Todas las embarcaciones del Formosa
fueron botadas al agua, trabajando mis hombres intensamente en la salvación
de los náufragos, que ya se debatían en el agua, aferrándose a trozos de
madera, salvavidas u otro material flotante. Atracaron, finalmente, mis
embarcaciones al costado mismo del Principessa
Mafalda, con valor y pericia de parte de quienes las conducían, pero fue
imposible que le éxito coronase la tentativa.
Una aglomeración de gente, enceguecida por el temor, hacía difícil la
maniobra. Los pasajeros se habían agrupado en el barco como un rebaño,
apretándose mutuamente e impidiéndose todo movimiento, presos de un espantoso
terror. A pesar de que los oficiales del Principessa
Mafalda los alentaban para que se embarcasen, empujándolos vigorosamente
hacia las escaleras de salvamento y haciendo esfuerzos extraordinarios para
vencer el pánico, solamente pudimos embarcar a cuatro personas de las que se
hallaban sobre cubierta. La situación así creada fue insalvable a pesar de la energía
de los oficiales italianos y de los esfuerzos desesperados de mis marineros,
que tuvieron que dedicar, en vista de ello, su atención a aquellos pasajeros y
tripulantes que, más animosos, tuvieron presencia de espíritu para arrojarse al
mar. Entre estas personas valerosas, que siguieron los consejos y el ejemplo de
los señores Skelton y Grenade, pudimos acrecentar el número de sobrevivientes.

[Datos de predicción de cuadros delimitadores]
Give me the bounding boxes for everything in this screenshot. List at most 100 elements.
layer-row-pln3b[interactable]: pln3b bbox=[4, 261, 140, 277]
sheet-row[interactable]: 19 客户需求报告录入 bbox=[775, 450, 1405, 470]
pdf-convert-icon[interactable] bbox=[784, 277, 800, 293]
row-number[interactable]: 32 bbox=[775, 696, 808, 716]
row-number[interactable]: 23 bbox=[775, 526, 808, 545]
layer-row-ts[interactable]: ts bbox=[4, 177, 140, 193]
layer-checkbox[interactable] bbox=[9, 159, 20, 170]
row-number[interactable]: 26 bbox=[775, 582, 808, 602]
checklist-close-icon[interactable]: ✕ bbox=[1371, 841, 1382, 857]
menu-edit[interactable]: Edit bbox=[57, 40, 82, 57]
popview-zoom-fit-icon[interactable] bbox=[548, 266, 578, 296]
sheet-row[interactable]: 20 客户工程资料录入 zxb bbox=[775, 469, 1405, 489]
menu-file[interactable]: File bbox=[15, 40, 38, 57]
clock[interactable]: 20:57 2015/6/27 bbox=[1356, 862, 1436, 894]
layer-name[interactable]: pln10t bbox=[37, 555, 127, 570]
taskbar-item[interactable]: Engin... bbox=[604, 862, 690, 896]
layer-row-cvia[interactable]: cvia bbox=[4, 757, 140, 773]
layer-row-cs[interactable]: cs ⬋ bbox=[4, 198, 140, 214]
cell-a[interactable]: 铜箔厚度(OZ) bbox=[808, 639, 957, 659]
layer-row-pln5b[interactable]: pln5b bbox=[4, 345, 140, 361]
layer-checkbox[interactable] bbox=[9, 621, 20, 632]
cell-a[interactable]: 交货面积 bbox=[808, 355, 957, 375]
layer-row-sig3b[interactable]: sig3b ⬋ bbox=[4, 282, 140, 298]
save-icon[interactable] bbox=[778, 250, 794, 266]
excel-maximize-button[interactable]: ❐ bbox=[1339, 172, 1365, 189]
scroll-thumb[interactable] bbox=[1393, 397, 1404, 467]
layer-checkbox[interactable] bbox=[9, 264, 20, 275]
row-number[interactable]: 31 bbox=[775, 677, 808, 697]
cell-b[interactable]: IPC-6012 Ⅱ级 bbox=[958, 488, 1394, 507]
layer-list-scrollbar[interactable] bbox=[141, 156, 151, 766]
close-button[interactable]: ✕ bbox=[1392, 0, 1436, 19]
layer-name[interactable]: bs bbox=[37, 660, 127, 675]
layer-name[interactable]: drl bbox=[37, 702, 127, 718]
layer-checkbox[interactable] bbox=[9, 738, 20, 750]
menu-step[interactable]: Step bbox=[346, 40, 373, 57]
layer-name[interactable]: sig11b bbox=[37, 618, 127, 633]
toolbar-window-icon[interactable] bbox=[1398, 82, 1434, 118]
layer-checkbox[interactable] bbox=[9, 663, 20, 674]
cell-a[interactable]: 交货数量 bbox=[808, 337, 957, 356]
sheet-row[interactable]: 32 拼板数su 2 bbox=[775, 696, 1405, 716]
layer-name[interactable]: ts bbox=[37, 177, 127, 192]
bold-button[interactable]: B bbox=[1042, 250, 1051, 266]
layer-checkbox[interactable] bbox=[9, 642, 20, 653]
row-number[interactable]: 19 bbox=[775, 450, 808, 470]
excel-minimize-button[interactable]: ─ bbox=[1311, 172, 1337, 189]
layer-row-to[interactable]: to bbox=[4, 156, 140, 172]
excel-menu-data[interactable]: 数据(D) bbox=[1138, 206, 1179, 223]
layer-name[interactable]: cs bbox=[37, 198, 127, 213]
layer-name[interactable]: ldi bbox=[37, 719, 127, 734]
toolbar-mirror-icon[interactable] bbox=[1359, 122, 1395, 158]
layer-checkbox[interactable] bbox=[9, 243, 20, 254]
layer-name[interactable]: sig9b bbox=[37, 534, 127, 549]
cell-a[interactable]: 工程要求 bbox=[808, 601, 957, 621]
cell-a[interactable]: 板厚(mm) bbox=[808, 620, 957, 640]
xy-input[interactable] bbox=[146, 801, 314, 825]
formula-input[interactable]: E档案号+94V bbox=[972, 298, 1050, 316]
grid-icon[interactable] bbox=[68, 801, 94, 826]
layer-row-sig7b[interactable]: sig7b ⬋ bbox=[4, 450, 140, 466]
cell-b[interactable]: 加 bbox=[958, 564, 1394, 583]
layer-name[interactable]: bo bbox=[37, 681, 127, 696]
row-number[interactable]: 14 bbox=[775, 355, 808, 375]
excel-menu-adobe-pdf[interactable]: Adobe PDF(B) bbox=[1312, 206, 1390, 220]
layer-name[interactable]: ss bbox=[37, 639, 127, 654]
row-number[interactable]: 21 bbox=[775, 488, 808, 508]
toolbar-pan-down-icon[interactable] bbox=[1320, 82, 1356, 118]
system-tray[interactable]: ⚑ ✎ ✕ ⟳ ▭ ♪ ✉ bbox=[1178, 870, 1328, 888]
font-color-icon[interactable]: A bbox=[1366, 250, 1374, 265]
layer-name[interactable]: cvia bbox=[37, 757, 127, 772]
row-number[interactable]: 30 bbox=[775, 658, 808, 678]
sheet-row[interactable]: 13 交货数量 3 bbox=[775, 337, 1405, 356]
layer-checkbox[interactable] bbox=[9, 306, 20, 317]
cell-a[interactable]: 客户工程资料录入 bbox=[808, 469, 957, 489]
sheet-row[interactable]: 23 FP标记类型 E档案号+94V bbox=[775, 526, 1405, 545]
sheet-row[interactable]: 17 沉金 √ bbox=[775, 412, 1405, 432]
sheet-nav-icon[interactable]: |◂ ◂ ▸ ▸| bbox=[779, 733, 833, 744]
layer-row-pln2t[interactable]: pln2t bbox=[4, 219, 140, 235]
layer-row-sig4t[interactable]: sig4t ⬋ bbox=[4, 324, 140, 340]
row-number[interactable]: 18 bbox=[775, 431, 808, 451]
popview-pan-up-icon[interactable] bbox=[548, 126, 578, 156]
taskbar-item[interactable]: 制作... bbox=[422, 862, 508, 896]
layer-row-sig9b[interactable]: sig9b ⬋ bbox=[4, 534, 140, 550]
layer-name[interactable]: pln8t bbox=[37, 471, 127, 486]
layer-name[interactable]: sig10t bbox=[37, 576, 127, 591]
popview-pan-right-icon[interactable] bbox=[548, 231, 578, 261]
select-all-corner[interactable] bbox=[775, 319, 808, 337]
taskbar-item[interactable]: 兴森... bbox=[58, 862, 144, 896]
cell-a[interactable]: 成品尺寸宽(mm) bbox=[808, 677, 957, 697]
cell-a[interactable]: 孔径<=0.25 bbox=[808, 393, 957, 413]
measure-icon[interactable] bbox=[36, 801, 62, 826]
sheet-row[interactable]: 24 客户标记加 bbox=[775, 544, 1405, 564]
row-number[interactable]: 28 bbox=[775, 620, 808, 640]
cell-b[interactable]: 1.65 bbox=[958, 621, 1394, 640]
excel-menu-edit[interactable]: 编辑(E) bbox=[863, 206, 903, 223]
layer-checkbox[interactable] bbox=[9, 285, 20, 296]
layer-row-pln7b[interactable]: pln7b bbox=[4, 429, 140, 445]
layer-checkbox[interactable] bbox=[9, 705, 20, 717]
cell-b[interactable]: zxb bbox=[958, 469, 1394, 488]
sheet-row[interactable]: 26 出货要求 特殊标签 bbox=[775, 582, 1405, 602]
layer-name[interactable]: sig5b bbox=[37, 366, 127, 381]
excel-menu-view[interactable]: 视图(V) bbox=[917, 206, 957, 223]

TAREAS A RESOLVER ▸
1) Traduce al inglés esta oración del relato: «Una aglomeración de gente, enceguecida por el temor, hacía difícil la maniobra.»
2) Prosigue el relato sobre el naufragio del Principessa Mafalda a partir del punto en que se interrumpe.
Los datos provienen de otra fuente.

RESULTADOS DEL EJERCICIO ▸
1) A crowd of people, blinded by fear, made the maneuver difficult.

2)
El terror, o la fobia al agua de los pasajeros que
pemanecían a bordo y que se negaban a saltar, fue otra de las características
de este naufragio. La imagen de esa multitud apretujada, a oscuras, gritando y
no queriendo dejar esa nave condenada debe de haber sido pavorosa. No les fue
mejor, tampoco, a los que flotaban en el agua, pero, al menos, existía la
posibilidad de que un bote de salvamento los rescatara. El testimonio de un
inmigrante, Pietro Gori, publicado por el diario La Nación, el 5 de noviembre, revela el horror que implica tener
que saltar al agua y encontrarse con lo desconocido.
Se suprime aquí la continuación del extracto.